#### To do
Make an exact copy of all the entries, with the pictures left out.

#### Data for this task

━━━━

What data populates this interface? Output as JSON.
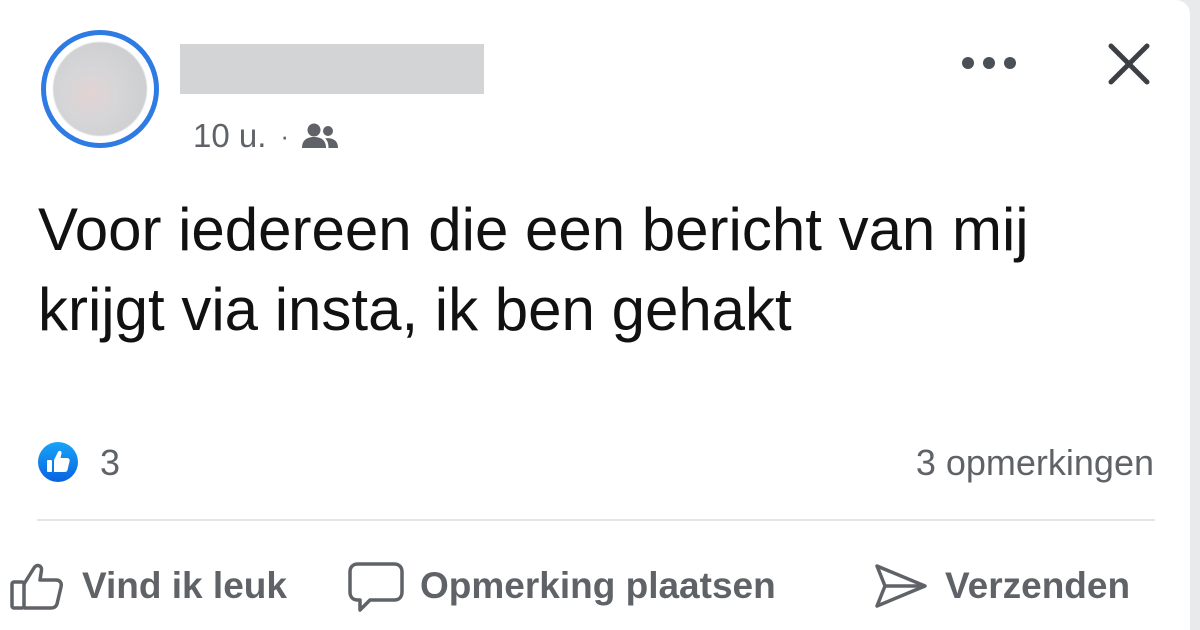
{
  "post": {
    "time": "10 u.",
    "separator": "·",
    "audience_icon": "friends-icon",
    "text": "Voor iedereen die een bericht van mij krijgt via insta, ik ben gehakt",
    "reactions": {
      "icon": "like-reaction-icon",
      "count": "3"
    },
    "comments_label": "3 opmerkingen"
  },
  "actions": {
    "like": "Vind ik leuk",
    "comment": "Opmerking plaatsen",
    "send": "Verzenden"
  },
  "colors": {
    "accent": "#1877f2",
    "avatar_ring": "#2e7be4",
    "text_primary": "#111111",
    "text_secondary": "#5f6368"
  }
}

━━━━

#### Result of this exercise
What data populates this interface? Output as JSON.
{
  "post": {
    "time": "10 u.",
    "separator": "·",
    "audience_icon": "friends-icon",
    "text": "Voor iedereen die een bericht van mij krijgt via insta, ik ben gehakt",
    "reactions": {
      "icon": "like-reaction-icon",
      "count": "3"
    },
    "comments_label": "3 opmerkingen"
  },
  "actions": {
    "like": "Vind ik leuk",
    "comment": "Opmerking plaatsen",
    "send": "Verzenden"
  },
  "colors": {
    "accent": "#1877f2",
    "avatar_ring": "#2e7be4",
    "text_primary": "#111111",
    "text_secondary": "#5f6368"
  }
}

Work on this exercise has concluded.